- _What the task asks_:
Retype the material word for word.

- _Task inputs_:
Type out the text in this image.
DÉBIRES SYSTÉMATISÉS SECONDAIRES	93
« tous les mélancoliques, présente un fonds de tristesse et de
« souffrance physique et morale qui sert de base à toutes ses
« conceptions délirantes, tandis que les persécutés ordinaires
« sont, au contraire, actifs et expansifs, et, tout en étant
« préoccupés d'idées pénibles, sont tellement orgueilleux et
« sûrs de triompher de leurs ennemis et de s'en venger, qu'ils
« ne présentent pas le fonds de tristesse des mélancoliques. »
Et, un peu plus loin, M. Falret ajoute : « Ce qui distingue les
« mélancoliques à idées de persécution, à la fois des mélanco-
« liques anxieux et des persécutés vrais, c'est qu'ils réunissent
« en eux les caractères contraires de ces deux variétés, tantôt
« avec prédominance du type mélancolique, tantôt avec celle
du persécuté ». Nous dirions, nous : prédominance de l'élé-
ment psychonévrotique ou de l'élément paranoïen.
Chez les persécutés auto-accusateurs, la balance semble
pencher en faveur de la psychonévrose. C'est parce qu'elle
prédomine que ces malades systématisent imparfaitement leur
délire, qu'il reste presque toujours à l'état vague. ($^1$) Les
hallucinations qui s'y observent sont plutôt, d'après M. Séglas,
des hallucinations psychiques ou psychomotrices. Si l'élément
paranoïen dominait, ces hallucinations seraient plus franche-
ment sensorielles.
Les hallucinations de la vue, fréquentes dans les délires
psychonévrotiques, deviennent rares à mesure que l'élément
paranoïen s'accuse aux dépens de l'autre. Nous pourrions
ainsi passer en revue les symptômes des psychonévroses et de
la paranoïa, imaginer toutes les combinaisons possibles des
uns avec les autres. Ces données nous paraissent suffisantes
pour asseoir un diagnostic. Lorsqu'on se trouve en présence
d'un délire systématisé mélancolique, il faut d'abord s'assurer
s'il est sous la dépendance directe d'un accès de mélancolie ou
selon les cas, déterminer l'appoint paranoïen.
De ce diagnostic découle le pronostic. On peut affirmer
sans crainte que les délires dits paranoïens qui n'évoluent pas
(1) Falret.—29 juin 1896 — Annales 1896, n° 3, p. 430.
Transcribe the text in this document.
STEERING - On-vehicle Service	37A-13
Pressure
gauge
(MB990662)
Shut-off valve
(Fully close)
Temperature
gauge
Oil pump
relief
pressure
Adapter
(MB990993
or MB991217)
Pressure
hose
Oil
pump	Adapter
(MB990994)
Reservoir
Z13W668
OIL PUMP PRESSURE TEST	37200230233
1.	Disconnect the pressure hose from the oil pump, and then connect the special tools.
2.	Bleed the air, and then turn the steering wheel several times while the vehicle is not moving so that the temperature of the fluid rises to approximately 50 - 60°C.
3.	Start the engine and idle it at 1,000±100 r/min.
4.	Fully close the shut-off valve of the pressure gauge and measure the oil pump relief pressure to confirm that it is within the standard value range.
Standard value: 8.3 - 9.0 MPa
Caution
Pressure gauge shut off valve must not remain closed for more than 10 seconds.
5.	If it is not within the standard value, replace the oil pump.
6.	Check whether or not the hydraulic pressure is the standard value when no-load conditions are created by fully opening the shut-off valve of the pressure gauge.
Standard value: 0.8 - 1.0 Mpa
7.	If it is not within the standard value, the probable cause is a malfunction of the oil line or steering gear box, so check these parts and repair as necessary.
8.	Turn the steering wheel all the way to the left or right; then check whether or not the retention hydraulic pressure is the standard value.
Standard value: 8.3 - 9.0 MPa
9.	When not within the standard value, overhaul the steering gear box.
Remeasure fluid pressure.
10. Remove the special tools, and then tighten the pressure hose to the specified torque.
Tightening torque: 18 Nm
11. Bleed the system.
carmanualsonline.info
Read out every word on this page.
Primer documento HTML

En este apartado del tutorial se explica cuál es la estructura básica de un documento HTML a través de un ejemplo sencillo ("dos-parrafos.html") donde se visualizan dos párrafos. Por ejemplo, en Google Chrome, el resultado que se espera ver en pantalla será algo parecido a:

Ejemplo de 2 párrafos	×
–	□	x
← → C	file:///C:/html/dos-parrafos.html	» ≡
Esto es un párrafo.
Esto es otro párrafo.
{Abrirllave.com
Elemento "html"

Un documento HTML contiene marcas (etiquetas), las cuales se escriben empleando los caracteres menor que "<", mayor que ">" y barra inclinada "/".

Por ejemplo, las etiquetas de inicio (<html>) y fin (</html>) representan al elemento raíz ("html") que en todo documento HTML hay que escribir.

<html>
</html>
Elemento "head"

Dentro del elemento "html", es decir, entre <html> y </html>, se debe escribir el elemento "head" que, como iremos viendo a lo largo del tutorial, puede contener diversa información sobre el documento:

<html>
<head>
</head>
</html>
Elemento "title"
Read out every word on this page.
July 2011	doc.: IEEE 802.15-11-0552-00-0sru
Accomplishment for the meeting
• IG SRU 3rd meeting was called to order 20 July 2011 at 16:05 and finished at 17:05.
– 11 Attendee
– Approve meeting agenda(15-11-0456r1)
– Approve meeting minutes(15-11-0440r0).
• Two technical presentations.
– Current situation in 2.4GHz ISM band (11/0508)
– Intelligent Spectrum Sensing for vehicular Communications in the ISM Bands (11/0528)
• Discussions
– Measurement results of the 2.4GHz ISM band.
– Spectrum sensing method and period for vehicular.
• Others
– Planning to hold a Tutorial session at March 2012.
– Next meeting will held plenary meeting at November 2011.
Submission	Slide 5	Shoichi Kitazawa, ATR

- _Written solution_:
Type out the text in this image.
DÉBIRES SYSTÉMATISÉS SECONDAIRES	93
« tous les mélancoliques, présente un fonds de tristesse et de
« souffrance physique et morale qui sert de base à toutes ses
« conceptions délirantes, tandis que les persécutés ordinaires
« sont, au contraire, actifs et expansifs, et, tout en étant
« préoccupés d'idées pénibles, sont tellement orgueilleux et
« sûrs de triompher de leurs ennemis et de s'en venger, qu'ils
« ne présentent pas le fonds de tristesse des mélancoliques. »
Et, un peu plus loin, M. Falret ajoute : « Ce qui distingue les
« mélancoliques à idées de persécution, à la fois des mélanco-
« liques anxieux et des persécutés vrais, c'est qu'ils réunissent
« en eux les caractères contraires de ces deux variétés, tantôt
« avec prédominance du type mélancolique, tantôt avec celle
du persécuté ». Nous dirions, nous : prédominance de l'élé-
ment psychonévrotique ou de l'élément paranoïen.
Chez les persécutés auto-accusateurs, la balance semble
pencher en faveur de la psychonévrose. C'est parce qu'elle
prédomine que ces malades systématisent imparfaitement leur
délire, qu'il reste presque toujours à l'état vague. ($^1$) Les
hallucinations qui s'y observent sont plutôt, d'après M. Séglas,
des hallucinations psychiques ou psychomotrices. Si l'élément
paranoïen dominait, ces hallucinations seraient plus franche-
ment sensorielles.
Les hallucinations de la vue, fréquentes dans les délires
psychonévrotiques, deviennent rares à mesure que l'élément
paranoïen s'accuse aux dépens de l'autre. Nous pourrions
ainsi passer en revue les symptômes des psychonévroses et de
la paranoïa, imaginer toutes les combinaisons possibles des
uns avec les autres. Ces données nous paraissent suffisantes
pour asseoir un diagnostic. Lorsqu'on se trouve en présence
d'un délire systématisé mélancolique, il faut d'abord s'assurer
s'il est sous la dépendance directe d'un accès de mélancolie ou
selon les cas, déterminer l'appoint paranoïen.
De ce diagnostic découle le pronostic. On peut affirmer
sans crainte que les délires dits paranoïens qui n'évoluent pas
(1) Falret.—29 juin 1896 — Annales 1896, n° 3, p. 430.
Transcribe the text in this document.
STEERING - On-vehicle Service	37A-13
Pressure
gauge
(MB990662)
Shut-off valve
(Fully close)
Temperature
gauge
Oil pump
relief
pressure
Adapter
(MB990993
or MB991217)
Pressure
hose
Oil
pump	Adapter
(MB990994)
Reservoir
Z13W668
OIL PUMP PRESSURE TEST	37200230233
1.	Disconnect the pressure hose from the oil pump, and then connect the special tools.
2.	Bleed the air, and then turn the steering wheel several times while the vehicle is not moving so that the temperature of the fluid rises to approximately 50 - 60°C.
3.	Start the engine and idle it at 1,000±100 r/min.
4.	Fully close the shut-off valve of the pressure gauge and measure the oil pump relief pressure to confirm that it is within the standard value range.
Standard value: 8.3 - 9.0 MPa
Caution
Pressure gauge shut off valve must not remain closed for more than 10 seconds.
5.	If it is not within the standard value, replace the oil pump.
6.	Check whether or not the hydraulic pressure is the standard value when no-load conditions are created by fully opening the shut-off valve of the pressure gauge.
Standard value: 0.8 - 1.0 Mpa
7.	If it is not within the standard value, the probable cause is a malfunction of the oil line or steering gear box, so check these parts and repair as necessary.
8.	Turn the steering wheel all the way to the left or right; then check whether or not the retention hydraulic pressure is the standard value.
Standard value: 8.3 - 9.0 MPa
9.	When not within the standard value, overhaul the steering gear box.
Remeasure fluid pressure.
10. Remove the special tools, and then tighten the pressure hose to the specified torque.
Tightening torque: 18 Nm
11. Bleed the system.
carmanualsonline.info
Read out every word on this page.
Primer documento HTML

En este apartado del tutorial se explica cuál es la estructura básica de un documento HTML a través de un ejemplo sencillo ("dos-parrafos.html") donde se visualizan dos párrafos. Por ejemplo, en Google Chrome, el resultado que se espera ver en pantalla será algo parecido a:

Ejemplo de 2 párrafos	×
–	□	x
← → C	file:///C:/html/dos-parrafos.html	» ≡
Esto es un párrafo.
Esto es otro párrafo.
{Abrirllave.com
Elemento "html"

Un documento HTML contiene marcas (etiquetas), las cuales se escriben empleando los caracteres menor que "<", mayor que ">" y barra inclinada "/".

Por ejemplo, las etiquetas de inicio (<html>) y fin (</html>) representan al elemento raíz ("html") que en todo documento HTML hay que escribir.

<html>
</html>
Elemento "head"

Dentro del elemento "html", es decir, entre <html> y </html>, se debe escribir el elemento "head" que, como iremos viendo a lo largo del tutorial, puede contener diversa información sobre el documento:

<html>
<head>
</head>
</html>
Elemento "title"
Read out every word on this page.
July 2011	doc.: IEEE 802.15-11-0552-00-0sru
Accomplishment for the meeting
• IG SRU 3rd meeting was called to order 20 July 2011 at 16:05 and finished at 17:05.
– 11 Attendee
– Approve meeting agenda(15-11-0456r1)
– Approve meeting minutes(15-11-0440r0).
• Two technical presentations.
– Current situation in 2.4GHz ISM band (11/0508)
– Intelligent Spectrum Sensing for vehicular Communications in the ISM Bands (11/0528)
• Discussions
– Measurement results of the 2.4GHz ISM band.
– Spectrum sensing method and period for vehicular.
• Others
– Planning to hold a Tutorial session at March 2012.
– Next meeting will held plenary meeting at November 2011.
Submission	Slide 5	Shoichi Kitazawa, ATR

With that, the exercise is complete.